> _Extract_
# Magimix food processor



## ranrit (Dec 16, 2002)

I am interested in any information about the Magimix CUISINE SYSTEME 5100. It is a food processor made in France (that is what one British web site says) but it is very difficult to find any reviews of this item. Any feedback would be welcome. Thanks


----------



## mezzaluna (Aug 29, 2000)

I tried a google search. The site I found that may have a review is dooyoo.co.uk, a British site. It does have reviews, but the server was too busy when I tried a search there.


----------



## ranrit (Dec 16, 2002)

Mezzaluna,
Thank you for your reply, I was able to view the opinions for the Magimix and it has received stellar reviews. I am purchasing it now. My search engine didn't provide that website, so thanks again.


----------



## mezzaluna (Aug 29, 2000)

You're very welcome, Ranrit. Let us know how you like your new machine!


----------



## ranrit (Dec 16, 2002)

My new Magimix 5100 food processor is everything I hoped it would be. Fast, powerful and quiet. Well, more quiet than my old Krups machine. Didn't take long to slice open my thumb either. Very lethel those blades! I've been playing with it since it arrived on Saturday, also invited my neighbor for a "playdate" with the Magimix. She is also going to order one. That's all for now, I am looking for something to puree.


----------

> _Task requirements_
**A)** In the forum thread on the Magimix food processor, list every word ranrit uses in the last post to describe the new Magimix 5100.
**B)** Rewrite the Magimix thread starting with "I tried a google" and going on through "so thanks again.", putting "ratings" wherever "reviews" appears.
**C)** Answer these about the Magimix thread:
(i) According to the first post, in which country is the food processor made?
(ii) What website did mezzaluna find that might have a review?
(iii) On what day did the new machine arrive?
The entries that follow the thread have nothing to do with this.

> _Items_

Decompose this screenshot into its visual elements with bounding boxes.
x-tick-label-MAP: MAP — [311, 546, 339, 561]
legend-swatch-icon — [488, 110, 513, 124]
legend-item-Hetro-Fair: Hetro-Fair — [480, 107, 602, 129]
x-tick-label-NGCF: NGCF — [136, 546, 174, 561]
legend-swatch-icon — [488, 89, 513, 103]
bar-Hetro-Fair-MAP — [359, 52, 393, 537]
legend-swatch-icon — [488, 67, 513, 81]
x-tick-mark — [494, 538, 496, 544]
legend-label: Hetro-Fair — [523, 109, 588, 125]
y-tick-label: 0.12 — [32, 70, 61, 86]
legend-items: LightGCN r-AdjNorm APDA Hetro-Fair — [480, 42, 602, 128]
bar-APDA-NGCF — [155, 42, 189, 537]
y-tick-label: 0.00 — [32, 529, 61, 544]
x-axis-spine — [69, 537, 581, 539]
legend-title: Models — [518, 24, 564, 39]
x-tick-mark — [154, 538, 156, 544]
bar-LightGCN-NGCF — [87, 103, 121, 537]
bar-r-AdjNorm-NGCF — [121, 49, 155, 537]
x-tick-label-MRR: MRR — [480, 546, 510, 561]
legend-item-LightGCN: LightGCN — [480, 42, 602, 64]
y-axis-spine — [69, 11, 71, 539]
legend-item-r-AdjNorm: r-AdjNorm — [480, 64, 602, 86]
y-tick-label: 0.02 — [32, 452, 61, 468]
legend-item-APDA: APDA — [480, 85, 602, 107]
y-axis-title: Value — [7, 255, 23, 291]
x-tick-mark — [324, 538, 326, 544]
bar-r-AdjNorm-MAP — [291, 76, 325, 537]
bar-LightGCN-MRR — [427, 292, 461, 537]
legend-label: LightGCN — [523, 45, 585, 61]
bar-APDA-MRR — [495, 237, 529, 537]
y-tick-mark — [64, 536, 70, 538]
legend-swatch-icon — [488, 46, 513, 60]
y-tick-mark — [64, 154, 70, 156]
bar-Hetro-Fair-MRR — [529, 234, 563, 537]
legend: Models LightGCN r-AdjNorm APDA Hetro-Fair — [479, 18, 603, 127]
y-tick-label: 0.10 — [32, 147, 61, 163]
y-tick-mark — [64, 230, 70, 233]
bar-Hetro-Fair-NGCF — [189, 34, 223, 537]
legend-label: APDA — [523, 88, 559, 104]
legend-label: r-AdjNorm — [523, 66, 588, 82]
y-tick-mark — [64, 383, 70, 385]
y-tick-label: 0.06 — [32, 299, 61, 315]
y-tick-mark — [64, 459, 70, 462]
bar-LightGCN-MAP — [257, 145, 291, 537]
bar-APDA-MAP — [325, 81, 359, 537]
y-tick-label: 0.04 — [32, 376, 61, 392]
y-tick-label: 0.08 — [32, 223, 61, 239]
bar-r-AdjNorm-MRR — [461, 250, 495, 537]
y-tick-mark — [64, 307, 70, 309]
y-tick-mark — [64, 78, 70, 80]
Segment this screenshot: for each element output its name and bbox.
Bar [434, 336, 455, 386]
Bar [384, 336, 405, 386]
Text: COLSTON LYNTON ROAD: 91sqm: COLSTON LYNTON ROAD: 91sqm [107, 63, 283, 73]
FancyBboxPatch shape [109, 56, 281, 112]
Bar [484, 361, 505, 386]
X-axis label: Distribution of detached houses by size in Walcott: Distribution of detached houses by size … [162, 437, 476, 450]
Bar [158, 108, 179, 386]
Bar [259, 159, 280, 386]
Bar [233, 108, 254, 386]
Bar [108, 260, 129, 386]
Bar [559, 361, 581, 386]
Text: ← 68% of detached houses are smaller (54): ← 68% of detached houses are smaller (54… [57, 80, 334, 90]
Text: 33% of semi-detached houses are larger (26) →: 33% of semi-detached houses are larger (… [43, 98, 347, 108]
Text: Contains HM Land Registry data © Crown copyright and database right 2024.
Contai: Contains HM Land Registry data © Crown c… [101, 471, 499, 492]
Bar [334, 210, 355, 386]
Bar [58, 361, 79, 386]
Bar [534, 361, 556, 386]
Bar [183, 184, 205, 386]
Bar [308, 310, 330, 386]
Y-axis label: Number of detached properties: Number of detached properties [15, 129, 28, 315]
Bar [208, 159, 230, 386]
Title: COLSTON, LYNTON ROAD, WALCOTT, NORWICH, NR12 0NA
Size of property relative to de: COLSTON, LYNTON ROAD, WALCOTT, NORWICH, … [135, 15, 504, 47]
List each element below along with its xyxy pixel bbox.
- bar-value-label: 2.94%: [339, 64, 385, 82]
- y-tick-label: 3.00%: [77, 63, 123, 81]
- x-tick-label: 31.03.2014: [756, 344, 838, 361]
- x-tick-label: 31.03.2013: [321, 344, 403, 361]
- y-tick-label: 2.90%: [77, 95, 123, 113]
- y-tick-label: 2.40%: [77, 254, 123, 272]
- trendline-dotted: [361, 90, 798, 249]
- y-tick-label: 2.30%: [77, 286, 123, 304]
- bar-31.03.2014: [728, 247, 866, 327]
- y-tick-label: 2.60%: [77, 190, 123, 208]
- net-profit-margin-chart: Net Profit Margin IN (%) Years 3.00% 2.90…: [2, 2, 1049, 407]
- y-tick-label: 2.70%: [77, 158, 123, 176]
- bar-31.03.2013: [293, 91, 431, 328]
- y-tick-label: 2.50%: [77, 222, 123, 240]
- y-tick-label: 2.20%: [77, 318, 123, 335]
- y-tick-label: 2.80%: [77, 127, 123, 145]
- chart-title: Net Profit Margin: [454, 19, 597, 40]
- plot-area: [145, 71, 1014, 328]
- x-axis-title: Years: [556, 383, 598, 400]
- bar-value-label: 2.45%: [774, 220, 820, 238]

> _Answer set_
**A)** Fast, powerful, quiet

**B)**
I tried a google search. The site I found that may have a review is dooyoo.co.uk, a British site. It does have ratings, but the server was too busy when I tried a search there.


----------



## ranrit (Dec 16, 2002)

Mezzaluna,
Thank you for your reply, I was able to view the opinions for the Magimix and it has received stellar ratings. I am purchasing it now. My search engine didn't provide that website, so thanks again.

**C)**
(i) France
(ii) dooyoo.co.uk
(iii) Saturday